Start of Excerpted data

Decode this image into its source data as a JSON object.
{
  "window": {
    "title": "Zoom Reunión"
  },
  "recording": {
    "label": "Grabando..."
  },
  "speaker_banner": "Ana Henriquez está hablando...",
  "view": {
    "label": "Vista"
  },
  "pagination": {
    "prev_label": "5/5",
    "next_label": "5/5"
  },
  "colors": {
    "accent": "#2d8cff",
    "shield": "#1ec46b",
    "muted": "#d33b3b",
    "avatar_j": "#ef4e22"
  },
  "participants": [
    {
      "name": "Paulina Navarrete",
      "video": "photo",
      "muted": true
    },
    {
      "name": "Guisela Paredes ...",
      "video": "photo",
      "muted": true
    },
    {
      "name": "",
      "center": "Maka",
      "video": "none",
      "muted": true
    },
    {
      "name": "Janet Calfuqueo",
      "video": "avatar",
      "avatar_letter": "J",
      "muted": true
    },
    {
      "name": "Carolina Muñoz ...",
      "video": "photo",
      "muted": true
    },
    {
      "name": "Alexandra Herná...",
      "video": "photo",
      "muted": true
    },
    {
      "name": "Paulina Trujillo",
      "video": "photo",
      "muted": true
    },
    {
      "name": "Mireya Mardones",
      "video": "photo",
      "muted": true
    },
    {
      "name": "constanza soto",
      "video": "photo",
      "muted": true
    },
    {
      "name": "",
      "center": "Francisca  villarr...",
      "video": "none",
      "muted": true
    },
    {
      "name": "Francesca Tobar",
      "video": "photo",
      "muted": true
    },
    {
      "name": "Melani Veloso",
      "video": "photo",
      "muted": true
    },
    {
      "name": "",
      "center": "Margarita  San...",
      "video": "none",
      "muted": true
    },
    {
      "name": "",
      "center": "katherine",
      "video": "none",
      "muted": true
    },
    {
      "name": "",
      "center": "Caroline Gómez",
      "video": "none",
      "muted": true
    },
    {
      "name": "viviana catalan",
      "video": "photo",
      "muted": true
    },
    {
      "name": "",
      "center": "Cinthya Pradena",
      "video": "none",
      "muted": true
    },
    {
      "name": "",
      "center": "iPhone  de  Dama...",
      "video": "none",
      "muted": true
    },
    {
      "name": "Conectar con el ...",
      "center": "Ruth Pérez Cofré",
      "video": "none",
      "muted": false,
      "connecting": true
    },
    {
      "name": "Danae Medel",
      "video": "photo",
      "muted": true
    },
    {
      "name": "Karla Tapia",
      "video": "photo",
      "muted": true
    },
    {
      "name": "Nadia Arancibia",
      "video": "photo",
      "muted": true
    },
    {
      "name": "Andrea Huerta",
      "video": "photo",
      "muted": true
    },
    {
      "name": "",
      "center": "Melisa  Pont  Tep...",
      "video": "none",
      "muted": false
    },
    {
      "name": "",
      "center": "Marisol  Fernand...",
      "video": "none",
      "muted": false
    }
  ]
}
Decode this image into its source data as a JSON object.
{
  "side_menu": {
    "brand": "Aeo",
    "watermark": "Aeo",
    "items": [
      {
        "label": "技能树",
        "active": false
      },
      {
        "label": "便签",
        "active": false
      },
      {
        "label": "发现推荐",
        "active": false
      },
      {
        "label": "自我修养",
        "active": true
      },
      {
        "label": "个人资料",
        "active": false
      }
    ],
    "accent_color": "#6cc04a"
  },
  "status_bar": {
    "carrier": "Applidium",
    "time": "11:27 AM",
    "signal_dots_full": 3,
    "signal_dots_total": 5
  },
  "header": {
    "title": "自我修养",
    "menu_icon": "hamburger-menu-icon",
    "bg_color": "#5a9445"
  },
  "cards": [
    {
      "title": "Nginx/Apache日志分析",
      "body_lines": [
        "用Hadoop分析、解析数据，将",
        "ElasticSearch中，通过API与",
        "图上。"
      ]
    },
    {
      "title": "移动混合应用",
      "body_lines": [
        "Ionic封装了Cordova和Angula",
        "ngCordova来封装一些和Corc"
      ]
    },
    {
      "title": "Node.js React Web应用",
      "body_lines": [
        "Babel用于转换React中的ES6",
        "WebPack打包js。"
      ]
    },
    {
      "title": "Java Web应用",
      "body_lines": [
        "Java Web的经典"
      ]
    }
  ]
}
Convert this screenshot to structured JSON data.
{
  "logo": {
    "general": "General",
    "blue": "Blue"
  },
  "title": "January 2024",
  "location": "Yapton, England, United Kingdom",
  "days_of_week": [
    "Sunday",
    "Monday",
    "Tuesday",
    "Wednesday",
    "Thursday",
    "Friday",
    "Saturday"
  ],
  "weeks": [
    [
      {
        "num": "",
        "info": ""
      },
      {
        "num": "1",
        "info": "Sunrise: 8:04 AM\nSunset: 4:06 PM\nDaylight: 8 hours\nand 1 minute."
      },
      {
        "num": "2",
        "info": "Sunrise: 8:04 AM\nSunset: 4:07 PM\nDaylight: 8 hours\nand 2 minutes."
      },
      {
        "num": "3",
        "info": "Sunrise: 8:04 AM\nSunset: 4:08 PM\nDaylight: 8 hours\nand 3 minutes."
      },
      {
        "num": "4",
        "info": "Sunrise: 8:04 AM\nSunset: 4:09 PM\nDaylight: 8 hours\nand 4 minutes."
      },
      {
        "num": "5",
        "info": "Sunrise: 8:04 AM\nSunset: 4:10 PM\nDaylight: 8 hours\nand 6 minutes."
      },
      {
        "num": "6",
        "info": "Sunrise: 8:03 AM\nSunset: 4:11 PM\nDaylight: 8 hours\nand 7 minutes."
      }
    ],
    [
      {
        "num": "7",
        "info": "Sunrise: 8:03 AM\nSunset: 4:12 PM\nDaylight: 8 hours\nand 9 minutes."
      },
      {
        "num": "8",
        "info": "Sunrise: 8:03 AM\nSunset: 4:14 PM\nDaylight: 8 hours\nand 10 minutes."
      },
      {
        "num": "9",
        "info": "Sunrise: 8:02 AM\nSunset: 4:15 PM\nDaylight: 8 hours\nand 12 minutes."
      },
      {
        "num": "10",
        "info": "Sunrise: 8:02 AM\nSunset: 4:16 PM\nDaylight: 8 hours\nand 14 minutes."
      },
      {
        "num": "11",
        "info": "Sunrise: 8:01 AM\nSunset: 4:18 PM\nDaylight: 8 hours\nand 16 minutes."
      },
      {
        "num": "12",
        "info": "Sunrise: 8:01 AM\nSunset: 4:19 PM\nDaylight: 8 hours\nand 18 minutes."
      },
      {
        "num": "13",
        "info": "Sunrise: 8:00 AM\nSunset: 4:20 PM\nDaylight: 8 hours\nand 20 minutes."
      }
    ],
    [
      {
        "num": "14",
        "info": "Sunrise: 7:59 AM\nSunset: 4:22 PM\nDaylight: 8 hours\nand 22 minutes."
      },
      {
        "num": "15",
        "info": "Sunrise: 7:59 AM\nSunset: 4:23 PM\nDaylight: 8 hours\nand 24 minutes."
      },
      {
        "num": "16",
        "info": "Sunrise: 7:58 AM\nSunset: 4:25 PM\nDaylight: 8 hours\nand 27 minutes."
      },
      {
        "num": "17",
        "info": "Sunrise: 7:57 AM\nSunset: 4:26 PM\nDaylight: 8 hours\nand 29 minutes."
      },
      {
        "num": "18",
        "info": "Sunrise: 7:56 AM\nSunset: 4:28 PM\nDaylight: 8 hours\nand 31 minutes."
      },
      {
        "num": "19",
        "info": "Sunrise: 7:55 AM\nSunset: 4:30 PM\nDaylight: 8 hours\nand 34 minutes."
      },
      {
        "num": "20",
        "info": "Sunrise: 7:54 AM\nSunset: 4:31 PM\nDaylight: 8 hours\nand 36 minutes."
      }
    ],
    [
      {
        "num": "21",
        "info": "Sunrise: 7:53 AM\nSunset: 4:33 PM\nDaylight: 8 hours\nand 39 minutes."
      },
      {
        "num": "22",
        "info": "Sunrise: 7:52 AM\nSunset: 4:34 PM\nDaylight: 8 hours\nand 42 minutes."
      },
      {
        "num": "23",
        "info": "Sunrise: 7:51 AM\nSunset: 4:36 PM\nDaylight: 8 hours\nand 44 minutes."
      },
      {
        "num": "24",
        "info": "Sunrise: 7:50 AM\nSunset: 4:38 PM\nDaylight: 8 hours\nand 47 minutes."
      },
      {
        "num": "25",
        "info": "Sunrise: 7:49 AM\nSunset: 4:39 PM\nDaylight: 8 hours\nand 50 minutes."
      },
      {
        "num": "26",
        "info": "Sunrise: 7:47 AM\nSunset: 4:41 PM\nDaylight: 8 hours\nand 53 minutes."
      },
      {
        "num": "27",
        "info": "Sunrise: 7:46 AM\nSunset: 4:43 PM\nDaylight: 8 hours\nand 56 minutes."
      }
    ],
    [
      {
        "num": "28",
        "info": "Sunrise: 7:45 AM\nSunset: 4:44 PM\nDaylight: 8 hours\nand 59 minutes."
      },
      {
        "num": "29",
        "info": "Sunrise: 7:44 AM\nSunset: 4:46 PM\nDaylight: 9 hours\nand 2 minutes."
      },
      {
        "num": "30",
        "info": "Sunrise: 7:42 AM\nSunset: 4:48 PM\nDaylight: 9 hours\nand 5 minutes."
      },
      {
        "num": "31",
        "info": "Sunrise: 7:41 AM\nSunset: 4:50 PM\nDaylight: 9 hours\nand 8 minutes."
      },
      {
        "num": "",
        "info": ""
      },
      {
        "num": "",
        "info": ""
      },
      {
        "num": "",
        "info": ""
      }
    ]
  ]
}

End of Excerpted data

- [Instructions to follow] Count the lines of these entries that hold the string "Paulina", and give only that number.

- [Solution for this exercise] 2